◆ WHAT YOU HAVE TO DO: Reproduce verbatim the portion of the childhood leukemia abstract that lies between "Core tip: Selected" and "directions are discussed.", inclusive.

[TEXT SEGMENT Boundary: Start]

Revised: May 31, 2014
Accepted: June 18, 2014
Published online: August 6, 2014
Processing time: 264 Days and 2.8 Hours
Recurrent acute lymphoblastic leukaemia (ALL) is a common disease for pediatric oncologists and accounts for more deaths from cancer in children than any other malignancy. Although most patients achieve a second remission, about 50% of relapsed ALL patients do not respond to salvage therapy or suffer a second relapse and most children with relapse die. Treatment must be tailored after relapse of ALL, since outcome will be influenced by well-established prognostic features, including the timing and site of disease recurrence, the disease immunophenotype, and early response to retrieval therapy in terms of minimal residual disease (MRD). After reinduction chemotherapy, high risk (HR) patients are clear candidates for allogeneic stem cell transplantation (SCT) while standard risk patients do better with conventional chemotherapy and local therapy. Early MRD response assessment is currently applied to identify those patients within the more heterogeneous intermediate risk group who should undergo SCT as consolidation therapy. Recent evidence suggests distinct biological mechanisms for early vs late relapse and the recognition of the involvement of certain treatment resistance related genes as well cell cycle regulation and B-cell development genes at relapse, provides the opportunity to search for novel target therapies.
Core tip: Selected recent publications regarding the current management of childhood relapsed acute lymophoblastic leukemia have been reviewed. Controversies, current lines of investigation and possible future directions are discussed.

[TEXT SEGMENT Boundary: End]
[DATASET CONTENT Boundary: Start]

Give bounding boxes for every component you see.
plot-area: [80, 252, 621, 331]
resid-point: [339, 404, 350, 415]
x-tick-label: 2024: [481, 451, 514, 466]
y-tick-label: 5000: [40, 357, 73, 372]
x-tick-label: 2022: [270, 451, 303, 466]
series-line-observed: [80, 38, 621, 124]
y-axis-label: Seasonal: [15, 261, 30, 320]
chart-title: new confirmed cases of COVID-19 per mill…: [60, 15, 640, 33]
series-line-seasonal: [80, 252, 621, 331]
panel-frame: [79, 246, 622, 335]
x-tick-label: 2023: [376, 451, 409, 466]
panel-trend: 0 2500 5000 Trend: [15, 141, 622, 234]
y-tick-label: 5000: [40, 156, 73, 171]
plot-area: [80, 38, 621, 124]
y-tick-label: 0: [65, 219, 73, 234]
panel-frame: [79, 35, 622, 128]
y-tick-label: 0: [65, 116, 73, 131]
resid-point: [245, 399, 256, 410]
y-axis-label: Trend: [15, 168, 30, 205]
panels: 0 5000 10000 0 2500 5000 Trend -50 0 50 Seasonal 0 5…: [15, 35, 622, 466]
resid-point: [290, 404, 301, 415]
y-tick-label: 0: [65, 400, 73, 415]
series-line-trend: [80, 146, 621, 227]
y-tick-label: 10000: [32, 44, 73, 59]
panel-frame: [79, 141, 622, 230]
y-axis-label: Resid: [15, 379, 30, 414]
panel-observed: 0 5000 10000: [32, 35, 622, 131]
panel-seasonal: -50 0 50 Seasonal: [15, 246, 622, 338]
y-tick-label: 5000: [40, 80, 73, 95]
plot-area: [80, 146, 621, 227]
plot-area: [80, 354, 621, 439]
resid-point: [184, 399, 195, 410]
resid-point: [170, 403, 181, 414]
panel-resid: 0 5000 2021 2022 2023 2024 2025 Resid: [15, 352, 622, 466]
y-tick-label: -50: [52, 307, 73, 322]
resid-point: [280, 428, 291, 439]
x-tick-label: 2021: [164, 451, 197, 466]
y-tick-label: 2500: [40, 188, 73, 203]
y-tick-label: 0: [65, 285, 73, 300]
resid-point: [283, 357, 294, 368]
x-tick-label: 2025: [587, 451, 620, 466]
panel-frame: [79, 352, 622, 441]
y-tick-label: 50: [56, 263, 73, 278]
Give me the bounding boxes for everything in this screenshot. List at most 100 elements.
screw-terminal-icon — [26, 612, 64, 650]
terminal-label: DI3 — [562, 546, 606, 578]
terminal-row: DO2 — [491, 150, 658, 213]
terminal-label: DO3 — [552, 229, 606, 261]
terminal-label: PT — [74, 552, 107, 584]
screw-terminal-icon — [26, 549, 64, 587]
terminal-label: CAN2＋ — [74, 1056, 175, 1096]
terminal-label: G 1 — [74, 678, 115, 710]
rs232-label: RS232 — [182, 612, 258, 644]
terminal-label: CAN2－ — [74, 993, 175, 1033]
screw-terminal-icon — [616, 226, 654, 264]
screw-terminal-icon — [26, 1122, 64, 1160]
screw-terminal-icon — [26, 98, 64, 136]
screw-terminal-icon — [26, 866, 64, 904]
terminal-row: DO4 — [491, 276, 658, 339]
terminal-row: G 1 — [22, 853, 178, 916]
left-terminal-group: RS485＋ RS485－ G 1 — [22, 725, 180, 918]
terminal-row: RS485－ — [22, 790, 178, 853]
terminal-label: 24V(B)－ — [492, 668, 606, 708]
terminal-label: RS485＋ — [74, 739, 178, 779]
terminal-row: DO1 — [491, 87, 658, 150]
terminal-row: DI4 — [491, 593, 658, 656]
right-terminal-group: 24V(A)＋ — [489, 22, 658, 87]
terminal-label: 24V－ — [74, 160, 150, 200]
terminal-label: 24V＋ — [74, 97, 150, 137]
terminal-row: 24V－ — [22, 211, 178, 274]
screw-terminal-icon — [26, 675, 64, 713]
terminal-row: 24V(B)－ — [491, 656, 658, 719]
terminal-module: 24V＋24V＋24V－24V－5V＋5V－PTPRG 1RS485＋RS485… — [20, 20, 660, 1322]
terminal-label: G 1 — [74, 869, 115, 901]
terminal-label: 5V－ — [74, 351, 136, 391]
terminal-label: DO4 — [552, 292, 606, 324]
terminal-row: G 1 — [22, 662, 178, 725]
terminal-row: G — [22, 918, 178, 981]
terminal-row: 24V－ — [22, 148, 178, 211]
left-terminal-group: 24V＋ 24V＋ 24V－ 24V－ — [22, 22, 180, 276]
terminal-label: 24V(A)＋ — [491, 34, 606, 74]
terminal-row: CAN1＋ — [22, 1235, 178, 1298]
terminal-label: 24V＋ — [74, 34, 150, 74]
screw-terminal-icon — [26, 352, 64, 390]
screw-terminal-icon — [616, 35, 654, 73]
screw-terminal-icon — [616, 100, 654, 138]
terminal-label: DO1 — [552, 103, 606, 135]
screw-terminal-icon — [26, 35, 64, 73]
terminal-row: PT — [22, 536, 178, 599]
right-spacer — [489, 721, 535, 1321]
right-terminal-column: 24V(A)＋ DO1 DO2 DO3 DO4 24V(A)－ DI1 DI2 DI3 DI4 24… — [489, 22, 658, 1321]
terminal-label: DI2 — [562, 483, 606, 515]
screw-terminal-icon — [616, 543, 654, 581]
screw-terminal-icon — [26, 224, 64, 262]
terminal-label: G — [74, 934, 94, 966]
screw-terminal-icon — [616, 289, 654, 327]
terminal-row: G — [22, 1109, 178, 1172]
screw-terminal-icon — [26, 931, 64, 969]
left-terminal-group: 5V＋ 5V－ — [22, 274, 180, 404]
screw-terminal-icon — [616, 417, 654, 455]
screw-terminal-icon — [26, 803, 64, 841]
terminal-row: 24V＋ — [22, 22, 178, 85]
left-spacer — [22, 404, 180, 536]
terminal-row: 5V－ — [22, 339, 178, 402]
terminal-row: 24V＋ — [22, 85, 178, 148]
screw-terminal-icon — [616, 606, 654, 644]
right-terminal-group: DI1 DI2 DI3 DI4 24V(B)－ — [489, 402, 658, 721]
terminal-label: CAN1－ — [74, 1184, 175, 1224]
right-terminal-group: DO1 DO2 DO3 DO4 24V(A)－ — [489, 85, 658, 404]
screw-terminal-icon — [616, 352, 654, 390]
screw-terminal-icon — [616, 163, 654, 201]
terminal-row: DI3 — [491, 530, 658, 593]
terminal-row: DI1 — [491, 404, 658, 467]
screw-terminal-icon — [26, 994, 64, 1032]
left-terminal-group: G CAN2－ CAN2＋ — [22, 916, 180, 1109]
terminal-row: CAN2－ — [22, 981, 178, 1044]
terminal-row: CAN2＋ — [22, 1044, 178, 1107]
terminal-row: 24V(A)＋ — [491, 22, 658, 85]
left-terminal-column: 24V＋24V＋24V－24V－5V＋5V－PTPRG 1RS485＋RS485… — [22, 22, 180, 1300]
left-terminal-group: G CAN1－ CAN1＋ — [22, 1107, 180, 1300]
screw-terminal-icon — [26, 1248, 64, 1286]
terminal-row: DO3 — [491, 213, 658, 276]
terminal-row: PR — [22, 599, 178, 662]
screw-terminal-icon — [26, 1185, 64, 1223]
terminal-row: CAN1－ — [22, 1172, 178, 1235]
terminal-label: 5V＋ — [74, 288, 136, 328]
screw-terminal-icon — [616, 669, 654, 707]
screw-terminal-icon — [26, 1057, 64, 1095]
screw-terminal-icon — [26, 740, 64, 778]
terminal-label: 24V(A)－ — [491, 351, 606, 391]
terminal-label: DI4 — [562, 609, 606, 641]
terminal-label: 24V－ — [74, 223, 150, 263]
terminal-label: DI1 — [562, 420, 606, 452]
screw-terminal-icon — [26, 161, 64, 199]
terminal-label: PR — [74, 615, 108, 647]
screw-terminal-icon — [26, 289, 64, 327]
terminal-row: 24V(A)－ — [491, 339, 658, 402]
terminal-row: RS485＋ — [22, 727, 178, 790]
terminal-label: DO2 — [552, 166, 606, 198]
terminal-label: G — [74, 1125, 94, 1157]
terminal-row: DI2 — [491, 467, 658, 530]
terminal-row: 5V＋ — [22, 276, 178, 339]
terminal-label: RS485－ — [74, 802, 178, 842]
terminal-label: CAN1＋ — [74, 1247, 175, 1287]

[DATASET CONTENT Boundary: End]

◆ SOLVED PROBLEM:
Core tip: Selected recent publications regarding the current management of childhood relapsed acute lymophoblastic leukemia have been reviewed. Controversies, current lines of investigation and possible future directions are discussed.